• PROVIDED ENTRIES:
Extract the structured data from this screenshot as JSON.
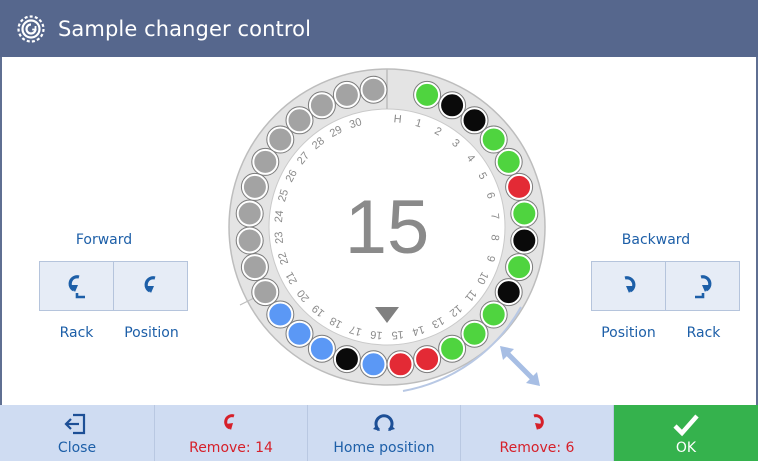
{
  "window": {
    "title": "Sample changer control",
    "icon": "changer-gear-icon"
  },
  "forward": {
    "heading": "Forward",
    "rack_label": "Rack",
    "position_label": "Position",
    "rack_icon": "rotate-ccw-rack-icon",
    "position_icon": "rotate-ccw-icon"
  },
  "backward": {
    "heading": "Backward",
    "position_label": "Position",
    "rack_label": "Rack",
    "position_icon": "rotate-cw-icon",
    "rack_icon": "rotate-cw-rack-icon"
  },
  "carousel": {
    "current_position": "15",
    "home_label": "H",
    "positions": [
      {
        "label": "H",
        "state": "empty"
      },
      {
        "label": "1",
        "state": "green"
      },
      {
        "label": "2",
        "state": "black"
      },
      {
        "label": "3",
        "state": "black"
      },
      {
        "label": "4",
        "state": "green"
      },
      {
        "label": "5",
        "state": "green"
      },
      {
        "label": "6",
        "state": "red"
      },
      {
        "label": "7",
        "state": "green"
      },
      {
        "label": "8",
        "state": "black"
      },
      {
        "label": "9",
        "state": "green"
      },
      {
        "label": "10",
        "state": "black"
      },
      {
        "label": "11",
        "state": "green"
      },
      {
        "label": "12",
        "state": "green"
      },
      {
        "label": "13",
        "state": "green"
      },
      {
        "label": "14",
        "state": "red"
      },
      {
        "label": "15",
        "state": "red"
      },
      {
        "label": "16",
        "state": "blue"
      },
      {
        "label": "17",
        "state": "black"
      },
      {
        "label": "18",
        "state": "blue"
      },
      {
        "label": "19",
        "state": "blue"
      },
      {
        "label": "20",
        "state": "blue"
      },
      {
        "label": "21",
        "state": "grey"
      },
      {
        "label": "22",
        "state": "grey"
      },
      {
        "label": "23",
        "state": "grey"
      },
      {
        "label": "24",
        "state": "grey"
      },
      {
        "label": "25",
        "state": "grey"
      },
      {
        "label": "26",
        "state": "grey"
      },
      {
        "label": "27",
        "state": "grey"
      },
      {
        "label": "28",
        "state": "grey"
      },
      {
        "label": "29",
        "state": "grey"
      },
      {
        "label": "30",
        "state": "grey"
      },
      {
        "label": "H",
        "state": "grey"
      }
    ],
    "colors": {
      "green": "#4fd43f",
      "black": "#0a0a0a",
      "red": "#e32a35",
      "blue": "#5b98f5",
      "grey": "#a3a3a3",
      "ring": "#dcdcdc",
      "number": "#8a8a8a"
    }
  },
  "toolbar": {
    "close_label": "Close",
    "remove14_label": "Remove: 14",
    "home_label": "Home position",
    "remove6_label": "Remove: 6",
    "ok_label": "OK"
  },
  "colors": {
    "titlebar": "#56678d",
    "toolbar": "#cfdcf2",
    "ok": "#35b24d",
    "accent_blue": "#1d5fa8",
    "remove_red": "#d6202a"
  }
}
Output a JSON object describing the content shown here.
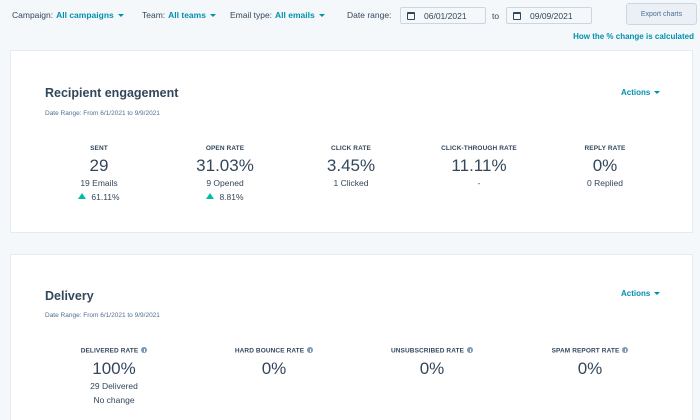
{
  "filters": {
    "campaign_label": "Campaign:",
    "campaign_value": "All campaigns",
    "team_label": "Team:",
    "team_value": "All teams",
    "email_type_label": "Email type:",
    "email_type_value": "All emails",
    "date_range_label": "Date range:",
    "date_from": "06/01/2021",
    "date_to_label": "to",
    "date_to": "09/09/2021",
    "export_label": "Export charts"
  },
  "how_link": "How the % change is calculated",
  "engagement": {
    "title": "Recipient engagement",
    "date_range": "Date Range: From 6/1/2021 to 9/9/2021",
    "actions_label": "Actions",
    "metrics": [
      {
        "label": "SENT",
        "value": "29",
        "sub": "19 Emails",
        "change": "61.11%"
      },
      {
        "label": "OPEN RATE",
        "value": "31.03%",
        "sub": "9 Opened",
        "change": "8.81%"
      },
      {
        "label": "CLICK RATE",
        "value": "3.45%",
        "sub": "1 Clicked"
      },
      {
        "label": "CLICK-THROUGH RATE",
        "value": "11.11%",
        "sub": "-"
      },
      {
        "label": "REPLY RATE",
        "value": "0%",
        "sub": "0 Replied"
      }
    ]
  },
  "delivery": {
    "title": "Delivery",
    "date_range": "Date Range: From 6/1/2021 to 9/9/2021",
    "actions_label": "Actions",
    "metrics": [
      {
        "label": "DELIVERED RATE",
        "value": "100%",
        "sub": "29 Delivered",
        "change": "No change"
      },
      {
        "label": "HARD BOUNCE RATE",
        "value": "0%"
      },
      {
        "label": "UNSUBSCRIBED RATE",
        "value": "0%"
      },
      {
        "label": "SPAM REPORT RATE",
        "value": "0%"
      }
    ]
  },
  "icons": {
    "calendar": "calendar-icon",
    "caret": "chevron-down-icon",
    "trend_up": "triangle-up-icon",
    "info": "info-icon"
  },
  "colors": {
    "accent": "#0091ae",
    "text": "#33475b",
    "positive": "#00bda5",
    "background": "#f5f8fa"
  }
}
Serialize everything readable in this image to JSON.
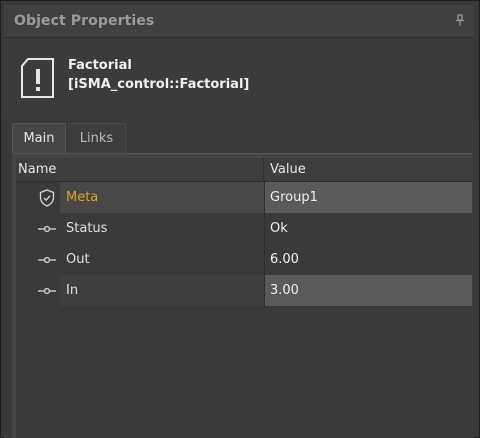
{
  "panel": {
    "title": "Object Properties",
    "pin_icon": "pin-icon"
  },
  "object": {
    "name": "Factorial",
    "type": "[iSMA_control::Factorial]",
    "icon": "warning-box-icon"
  },
  "tabs": [
    {
      "label": "Main",
      "active": true
    },
    {
      "label": "Links",
      "active": false
    }
  ],
  "grid": {
    "columns": {
      "name": "Name",
      "value": "Value"
    },
    "rows": [
      {
        "name": "Meta",
        "value": "Group1",
        "icon": "shield-icon",
        "name_color": "#e0a020"
      },
      {
        "name": "Status",
        "value": "Ok",
        "icon": "slot-connector-icon"
      },
      {
        "name": "Out",
        "value": "6.00",
        "icon": "slot-connector-icon"
      },
      {
        "name": "In",
        "value": "3.00",
        "icon": "slot-connector-icon"
      }
    ]
  }
}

• REQUIREMENT:
Return every line of the records exactly as given, pictures excluded.

• ANSWER FOR THIS EXERCISE:
Extract the structured data from this screenshot as JSON.
{
  "window": {
    "title": "Sample changer control",
    "icon": "changer-gear-icon"
  },
  "forward": {
    "heading": "Forward",
    "rack_label": "Rack",
    "position_label": "Position",
    "rack_icon": "rotate-ccw-rack-icon",
    "position_icon": "rotate-ccw-icon"
  },
  "backward": {
    "heading": "Backward",
    "position_label": "Position",
    "rack_label": "Rack",
    "position_icon": "rotate-cw-icon",
    "rack_icon": "rotate-cw-rack-icon"
  },
  "carousel": {
    "current_position": "15",
    "home_label": "H",
    "positions": [
      {
        "label": "H",
        "state": "empty"
      },
      {
        "label": "1",
        "state": "green"
      },
      {
        "label": "2",
        "state": "black"
      },
      {
        "label": "3",
        "state": "black"
      },
      {
        "label": "4",
        "state": "green"
      },
      {
        "label": "5",
        "state": "green"
      },
      {
        "label": "6",
        "state": "red"
      },
      {
        "label": "7",
        "state": "green"
      },
      {
        "label": "8",
        "state": "black"
      },
      {
        "label": "9",
        "state": "green"
      },
      {
        "label": "10",
        "state": "black"
      },
      {
        "label": "11",
        "state": "green"
      },
      {
        "label": "12",
        "state": "green"
      },
      {
        "label": "13",
        "state": "green"
      },
      {
        "label": "14",
        "state": "red"
      },
      {
        "label": "15",
        "state": "red"
      },
      {
        "label": "16",
        "state": "blue"
      },
      {
        "label": "17",
        "state": "black"
      },
      {
        "label": "18",
        "state": "blue"
      },
      {
        "label": "19",
        "state": "blue"
      },
      {
        "label": "20",
        "state": "blue"
      },
      {
        "label": "21",
        "state": "grey"
      },
      {
        "label": "22",
        "state": "grey"
      },
      {
        "label": "23",
        "state": "grey"
      },
      {
        "label": "24",
        "state": "grey"
      },
      {
        "label": "25",
        "state": "grey"
      },
      {
        "label": "26",
        "state": "grey"
      },
      {
        "label": "27",
        "state": "grey"
      },
      {
        "label": "28",
        "state": "grey"
      },
      {
        "label": "29",
        "state": "grey"
      },
      {
        "label": "30",
        "state": "grey"
      },
      {
        "label": "H",
        "state": "grey"
      }
    ],
    "colors": {
      "green": "#4fd43f",
      "black": "#0a0a0a",
      "red": "#e32a35",
      "blue": "#5b98f5",
      "grey": "#a3a3a3",
      "ring": "#dcdcdc",
      "number": "#8a8a8a"
    }
  },
  "toolbar": {
    "close_label": "Close",
    "remove14_label": "Remove: 14",
    "home_label": "Home position",
    "remove6_label": "Remove: 6",
    "ok_label": "OK"
  },
  "colors": {
    "titlebar": "#56678d",
    "toolbar": "#cfdcf2",
    "ok": "#35b24d",
    "accent_blue": "#1d5fa8",
    "remove_red": "#d6202a"
  }
}
Output a JSON object describing the content shown here.
{
  "filters": {
    "campaign_label": "Campaign:",
    "campaign_value": "All campaigns",
    "team_label": "Team:",
    "team_value": "All teams",
    "email_type_label": "Email type:",
    "email_type_value": "All emails",
    "date_range_label": "Date range:",
    "date_from": "06/01/2021",
    "date_to_label": "to",
    "date_to": "09/09/2021",
    "export_label": "Export charts"
  },
  "how_link": "How the % change is calculated",
  "engagement": {
    "title": "Recipient engagement",
    "date_range": "Date Range: From 6/1/2021 to 9/9/2021",
    "actions_label": "Actions",
    "metrics": [
      {
        "label": "SENT",
        "value": "29",
        "sub": "19 Emails",
        "change": "61.11%"
      },
      {
        "label": "OPEN RATE",
        "value": "31.03%",
        "sub": "9 Opened",
        "change": "8.81%"
      },
      {
        "label": "CLICK RATE",
        "value": "3.45%",
        "sub": "1 Clicked"
      },
      {
        "label": "CLICK-THROUGH RATE",
        "value": "11.11%",
        "sub": "-"
      },
      {
        "label": "REPLY RATE",
        "value": "0%",
        "sub": "0 Replied"
      }
    ]
  },
  "delivery": {
    "title": "Delivery",
    "date_range": "Date Range: From 6/1/2021 to 9/9/2021",
    "actions_label": "Actions",
    "metrics": [
      {
        "label": "DELIVERED RATE",
        "value": "100%",
        "sub": "29 Delivered",
        "change": "No change"
      },
      {
        "label": "HARD BOUNCE RATE",
        "value": "0%"
      },
      {
        "label": "UNSUBSCRIBED RATE",
        "value": "0%"
      },
      {
        "label": "SPAM REPORT RATE",
        "value": "0%"
      }
    ]
  },
  "icons": {
    "calendar": "calendar-icon",
    "caret": "chevron-down-icon",
    "trend_up": "triangle-up-icon",
    "info": "info-icon"
  },
  "colors": {
    "accent": "#0091ae",
    "text": "#33475b",
    "positive": "#00bda5",
    "background": "#f5f8fa"
  }
}
Serialize everything readable in this image to JSON.
{
  "panel": {
    "title": "Object Properties",
    "pin_icon": "pin-icon"
  },
  "object": {
    "name": "Factorial",
    "type": "[iSMA_control::Factorial]",
    "icon": "warning-box-icon"
  },
  "tabs": [
    {
      "label": "Main",
      "active": true
    },
    {
      "label": "Links",
      "active": false
    }
  ],
  "grid": {
    "columns": {
      "name": "Name",
      "value": "Value"
    },
    "rows": [
      {
        "name": "Meta",
        "value": "Group1",
        "icon": "shield-icon",
        "name_color": "#e0a020"
      },
      {
        "name": "Status",
        "value": "Ok",
        "icon": "slot-connector-icon"
      },
      {
        "name": "Out",
        "value": "6.00",
        "icon": "slot-connector-icon"
      },
      {
        "name": "In",
        "value": "3.00",
        "icon": "slot-connector-icon"
      }
    ]
  }
}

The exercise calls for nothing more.